• _What to work on_: In the entries below, identify every line with the string "Firma" and copy it.
=-=-=
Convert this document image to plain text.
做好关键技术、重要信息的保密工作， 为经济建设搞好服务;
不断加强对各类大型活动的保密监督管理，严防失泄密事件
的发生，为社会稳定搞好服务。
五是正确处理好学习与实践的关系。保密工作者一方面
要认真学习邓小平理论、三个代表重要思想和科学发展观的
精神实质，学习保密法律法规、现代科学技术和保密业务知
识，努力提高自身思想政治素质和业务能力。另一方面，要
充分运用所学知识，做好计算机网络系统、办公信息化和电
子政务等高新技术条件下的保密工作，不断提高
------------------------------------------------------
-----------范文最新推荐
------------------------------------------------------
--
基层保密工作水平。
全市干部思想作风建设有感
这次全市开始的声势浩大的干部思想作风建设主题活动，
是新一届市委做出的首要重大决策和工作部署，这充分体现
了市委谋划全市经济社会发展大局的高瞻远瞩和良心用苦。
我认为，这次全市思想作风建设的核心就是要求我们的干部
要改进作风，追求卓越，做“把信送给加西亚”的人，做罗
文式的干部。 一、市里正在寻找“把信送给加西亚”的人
=-=-=
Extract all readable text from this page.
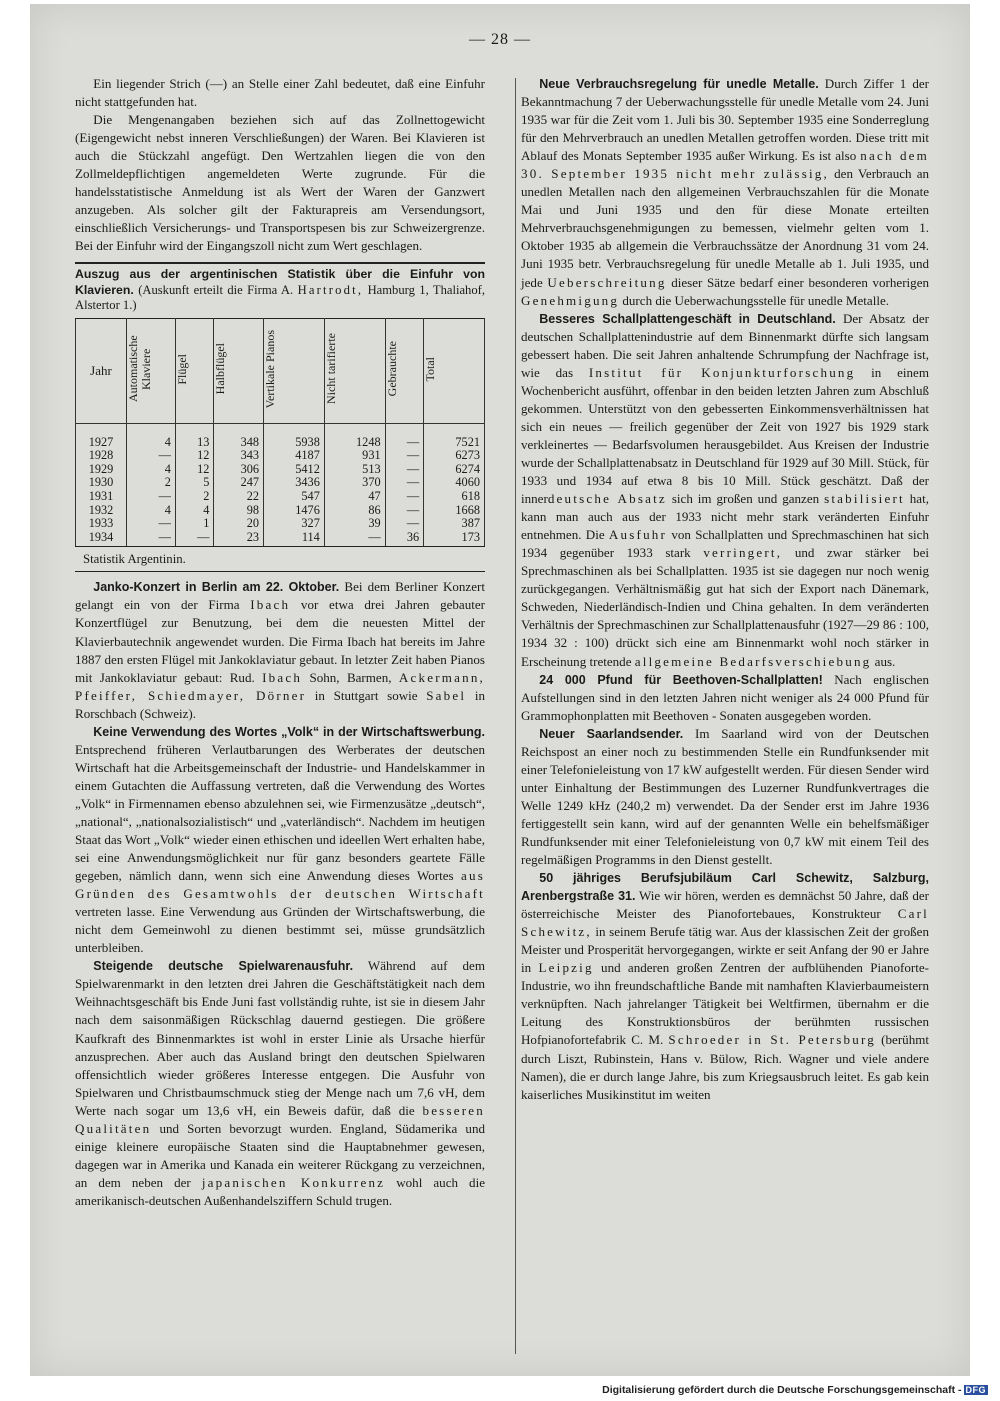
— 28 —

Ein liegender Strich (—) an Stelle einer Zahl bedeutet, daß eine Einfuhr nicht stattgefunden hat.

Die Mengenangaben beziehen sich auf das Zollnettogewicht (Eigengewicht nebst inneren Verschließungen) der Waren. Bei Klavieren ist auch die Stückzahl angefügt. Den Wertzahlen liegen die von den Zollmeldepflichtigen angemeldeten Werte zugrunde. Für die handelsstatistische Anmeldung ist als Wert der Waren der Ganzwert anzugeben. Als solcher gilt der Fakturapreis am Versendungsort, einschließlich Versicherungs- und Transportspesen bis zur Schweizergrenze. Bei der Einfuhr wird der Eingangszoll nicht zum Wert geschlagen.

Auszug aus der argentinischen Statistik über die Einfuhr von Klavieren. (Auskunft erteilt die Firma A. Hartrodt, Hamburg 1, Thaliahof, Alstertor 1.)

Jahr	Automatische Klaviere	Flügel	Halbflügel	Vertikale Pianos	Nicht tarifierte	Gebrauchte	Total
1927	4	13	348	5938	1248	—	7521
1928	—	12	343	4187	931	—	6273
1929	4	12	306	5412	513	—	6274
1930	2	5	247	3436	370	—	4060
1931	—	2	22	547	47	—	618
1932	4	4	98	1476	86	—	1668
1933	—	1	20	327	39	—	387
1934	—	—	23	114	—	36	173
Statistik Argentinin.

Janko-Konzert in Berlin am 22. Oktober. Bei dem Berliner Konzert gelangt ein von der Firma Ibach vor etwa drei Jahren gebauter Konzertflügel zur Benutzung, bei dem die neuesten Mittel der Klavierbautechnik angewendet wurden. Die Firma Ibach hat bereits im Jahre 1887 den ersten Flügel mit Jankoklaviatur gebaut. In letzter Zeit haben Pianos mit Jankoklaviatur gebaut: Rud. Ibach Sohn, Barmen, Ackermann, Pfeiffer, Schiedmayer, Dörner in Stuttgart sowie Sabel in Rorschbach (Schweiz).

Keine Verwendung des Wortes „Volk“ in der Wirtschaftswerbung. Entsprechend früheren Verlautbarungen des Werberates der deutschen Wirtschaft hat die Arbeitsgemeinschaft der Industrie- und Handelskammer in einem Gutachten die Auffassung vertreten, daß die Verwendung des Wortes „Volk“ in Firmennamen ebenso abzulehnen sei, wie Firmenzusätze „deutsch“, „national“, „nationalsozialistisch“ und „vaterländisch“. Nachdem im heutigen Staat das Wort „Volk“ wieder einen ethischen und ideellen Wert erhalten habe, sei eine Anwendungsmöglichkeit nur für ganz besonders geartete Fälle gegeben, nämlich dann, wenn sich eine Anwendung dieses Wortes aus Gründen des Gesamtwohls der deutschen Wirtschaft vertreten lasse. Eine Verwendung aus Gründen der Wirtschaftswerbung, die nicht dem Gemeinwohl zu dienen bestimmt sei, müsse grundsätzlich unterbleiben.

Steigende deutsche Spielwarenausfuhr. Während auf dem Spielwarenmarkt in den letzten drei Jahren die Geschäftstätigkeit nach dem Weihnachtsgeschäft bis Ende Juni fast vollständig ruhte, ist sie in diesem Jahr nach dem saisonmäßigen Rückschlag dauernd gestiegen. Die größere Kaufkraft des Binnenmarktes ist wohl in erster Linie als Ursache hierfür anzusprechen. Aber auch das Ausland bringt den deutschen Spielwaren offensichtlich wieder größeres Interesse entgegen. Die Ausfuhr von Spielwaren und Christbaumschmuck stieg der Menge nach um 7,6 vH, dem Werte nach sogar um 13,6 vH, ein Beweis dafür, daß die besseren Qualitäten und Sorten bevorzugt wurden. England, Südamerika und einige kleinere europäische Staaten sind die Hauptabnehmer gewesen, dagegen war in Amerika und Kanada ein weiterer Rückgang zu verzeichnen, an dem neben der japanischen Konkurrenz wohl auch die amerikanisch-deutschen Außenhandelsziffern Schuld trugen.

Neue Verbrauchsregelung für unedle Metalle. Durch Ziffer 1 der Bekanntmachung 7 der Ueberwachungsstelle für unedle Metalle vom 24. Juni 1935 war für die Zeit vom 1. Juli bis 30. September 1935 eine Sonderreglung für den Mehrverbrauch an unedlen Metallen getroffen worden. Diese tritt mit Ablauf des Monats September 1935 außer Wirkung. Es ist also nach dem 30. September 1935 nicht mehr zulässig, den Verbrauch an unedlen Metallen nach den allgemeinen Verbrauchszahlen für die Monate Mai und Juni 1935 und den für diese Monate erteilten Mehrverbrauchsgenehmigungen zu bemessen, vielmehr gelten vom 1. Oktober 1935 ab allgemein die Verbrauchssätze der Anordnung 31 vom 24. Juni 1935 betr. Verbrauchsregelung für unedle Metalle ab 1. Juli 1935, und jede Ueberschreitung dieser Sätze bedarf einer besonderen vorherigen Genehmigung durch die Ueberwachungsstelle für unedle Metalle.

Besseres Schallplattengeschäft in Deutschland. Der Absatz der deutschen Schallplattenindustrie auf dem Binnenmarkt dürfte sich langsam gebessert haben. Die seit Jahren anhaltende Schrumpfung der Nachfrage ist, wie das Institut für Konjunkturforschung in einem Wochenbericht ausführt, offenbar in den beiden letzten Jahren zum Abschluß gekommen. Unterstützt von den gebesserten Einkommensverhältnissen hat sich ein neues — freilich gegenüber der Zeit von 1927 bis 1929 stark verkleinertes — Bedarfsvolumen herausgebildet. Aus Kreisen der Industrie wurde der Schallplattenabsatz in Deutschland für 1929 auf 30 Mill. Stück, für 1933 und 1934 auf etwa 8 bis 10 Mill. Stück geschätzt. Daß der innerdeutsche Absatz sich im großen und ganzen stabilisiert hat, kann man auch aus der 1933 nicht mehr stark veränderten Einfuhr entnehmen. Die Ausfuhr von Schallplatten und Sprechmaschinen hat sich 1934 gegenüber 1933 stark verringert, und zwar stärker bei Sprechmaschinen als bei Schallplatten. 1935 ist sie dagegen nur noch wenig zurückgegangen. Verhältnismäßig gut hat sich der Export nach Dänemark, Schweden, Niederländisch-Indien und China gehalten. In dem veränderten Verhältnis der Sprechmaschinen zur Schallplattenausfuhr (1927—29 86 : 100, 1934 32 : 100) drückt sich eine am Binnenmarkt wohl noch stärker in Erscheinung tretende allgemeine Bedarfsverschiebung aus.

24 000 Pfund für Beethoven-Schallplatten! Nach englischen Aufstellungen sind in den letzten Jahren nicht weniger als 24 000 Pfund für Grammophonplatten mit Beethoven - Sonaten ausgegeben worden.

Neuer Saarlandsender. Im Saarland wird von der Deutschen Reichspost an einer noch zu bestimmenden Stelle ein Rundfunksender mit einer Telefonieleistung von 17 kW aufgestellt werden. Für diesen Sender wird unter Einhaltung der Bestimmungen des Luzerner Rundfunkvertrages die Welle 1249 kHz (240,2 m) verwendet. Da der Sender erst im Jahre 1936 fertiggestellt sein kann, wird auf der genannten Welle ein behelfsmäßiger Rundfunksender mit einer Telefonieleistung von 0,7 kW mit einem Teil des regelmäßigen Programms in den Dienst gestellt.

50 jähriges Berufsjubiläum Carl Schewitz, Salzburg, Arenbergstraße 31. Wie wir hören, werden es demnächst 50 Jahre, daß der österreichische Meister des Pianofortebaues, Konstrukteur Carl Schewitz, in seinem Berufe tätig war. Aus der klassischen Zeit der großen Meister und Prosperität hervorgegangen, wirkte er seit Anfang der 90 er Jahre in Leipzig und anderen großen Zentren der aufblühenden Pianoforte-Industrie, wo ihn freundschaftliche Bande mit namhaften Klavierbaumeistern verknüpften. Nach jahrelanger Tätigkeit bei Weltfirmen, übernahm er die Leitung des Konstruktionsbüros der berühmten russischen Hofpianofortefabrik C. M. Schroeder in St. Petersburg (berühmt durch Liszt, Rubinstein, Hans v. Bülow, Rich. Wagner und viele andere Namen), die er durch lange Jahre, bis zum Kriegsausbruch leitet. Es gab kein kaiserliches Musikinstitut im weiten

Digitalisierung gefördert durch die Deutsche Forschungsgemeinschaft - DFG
=-=-=
• _Problem solution_:
Auszug aus der argentinischen Statistik über die Einfuhr von Klavieren. (Auskunft erteilt die Firma A. Hartrodt, Hamburg 1, Thaliahof, Alstertor 1.)
Janko-Konzert in Berlin am 22. Oktober. Bei dem Berliner Konzert gelangt ein von der Firma Ibach vor etwa drei Jahren gebauter Konzertflügel zur Benutzung, bei dem die neuesten Mittel der Klavierbautechnik angewendet wurden. Die Firma Ibach hat bereits im Jahre 1887 den ersten Flügel mit Jankoklaviatur gebaut. In letzter Zeit haben Pianos mit Jankoklaviatur gebaut: Rud. Ibach Sohn, Barmen, Ackermann, Pfeiffer, Schiedmayer, Dörner in Stuttgart sowie Sabel in Rorschbach (Schweiz).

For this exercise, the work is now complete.